Records for the task
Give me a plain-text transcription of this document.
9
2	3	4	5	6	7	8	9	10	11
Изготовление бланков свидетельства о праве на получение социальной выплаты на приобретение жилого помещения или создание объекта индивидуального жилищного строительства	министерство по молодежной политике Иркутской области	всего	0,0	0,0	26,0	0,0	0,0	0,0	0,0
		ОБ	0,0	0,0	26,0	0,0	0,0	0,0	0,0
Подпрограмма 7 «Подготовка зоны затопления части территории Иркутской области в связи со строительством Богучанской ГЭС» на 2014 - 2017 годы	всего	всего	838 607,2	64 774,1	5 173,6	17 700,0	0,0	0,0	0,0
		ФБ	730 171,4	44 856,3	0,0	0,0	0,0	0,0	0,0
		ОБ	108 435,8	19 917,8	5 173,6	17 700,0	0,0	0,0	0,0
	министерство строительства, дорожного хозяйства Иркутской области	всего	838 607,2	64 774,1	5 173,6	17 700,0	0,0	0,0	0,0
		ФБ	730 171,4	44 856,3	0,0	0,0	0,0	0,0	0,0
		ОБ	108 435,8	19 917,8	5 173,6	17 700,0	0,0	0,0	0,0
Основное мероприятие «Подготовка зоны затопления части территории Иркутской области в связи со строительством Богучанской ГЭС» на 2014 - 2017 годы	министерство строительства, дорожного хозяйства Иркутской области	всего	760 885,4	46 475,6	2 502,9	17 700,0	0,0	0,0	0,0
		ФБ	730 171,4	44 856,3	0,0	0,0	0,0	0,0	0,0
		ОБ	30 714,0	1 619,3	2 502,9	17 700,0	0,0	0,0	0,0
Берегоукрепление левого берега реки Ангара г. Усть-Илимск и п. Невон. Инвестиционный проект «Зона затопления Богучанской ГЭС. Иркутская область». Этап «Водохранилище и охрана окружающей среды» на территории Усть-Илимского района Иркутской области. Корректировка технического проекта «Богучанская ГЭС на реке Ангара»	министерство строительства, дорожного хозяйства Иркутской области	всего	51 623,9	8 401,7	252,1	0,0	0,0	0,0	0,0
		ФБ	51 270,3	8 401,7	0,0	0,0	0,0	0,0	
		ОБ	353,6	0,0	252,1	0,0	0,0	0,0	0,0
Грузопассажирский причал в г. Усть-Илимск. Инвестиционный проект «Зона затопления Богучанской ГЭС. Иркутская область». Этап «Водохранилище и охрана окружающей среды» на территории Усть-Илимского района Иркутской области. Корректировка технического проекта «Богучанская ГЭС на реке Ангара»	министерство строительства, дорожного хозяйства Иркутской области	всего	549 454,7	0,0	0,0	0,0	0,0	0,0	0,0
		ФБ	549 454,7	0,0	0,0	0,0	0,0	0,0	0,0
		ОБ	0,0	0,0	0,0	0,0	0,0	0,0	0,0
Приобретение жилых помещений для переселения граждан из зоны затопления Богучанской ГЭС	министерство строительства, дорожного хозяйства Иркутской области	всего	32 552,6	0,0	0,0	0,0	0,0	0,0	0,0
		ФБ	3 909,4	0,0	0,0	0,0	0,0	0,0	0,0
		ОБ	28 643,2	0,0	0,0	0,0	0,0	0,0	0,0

What the task requires
Find the word "проект" in the data and copy out each line where it turns up.

Finished task
Берегоукрепление левого берега реки Ангара г. Усть-Илимск и п. Невон. Инвестиционный проект «Зона затопления Богучанской ГЭС. Иркутская область». Этап «Водохранилище и охрана окружающей среды» на территории Усть-Илимского района Иркутской области. Корректировка технического проекта «Богучанская ГЭС на реке Ангара»	министерство строительства, дорожного хозяйства Иркутской области	всего	51 623,9	8 401,7	252,1	0,0	0,0	0,0	0,0
Грузопассажирский причал в г. Усть-Илимск. Инвестиционный проект «Зона затопления Богучанской ГЭС. Иркутская область». Этап «Водохранилище и охрана окружающей среды» на территории Усть-Илимского района Иркутской области. Корректировка технического проекта «Богучанская ГЭС на реке Ангара»	министерство строительства, дорожного хозяйства Иркутской области	всего	549 454,7	0,0	0,0	0,0	0,0	0,0	0,0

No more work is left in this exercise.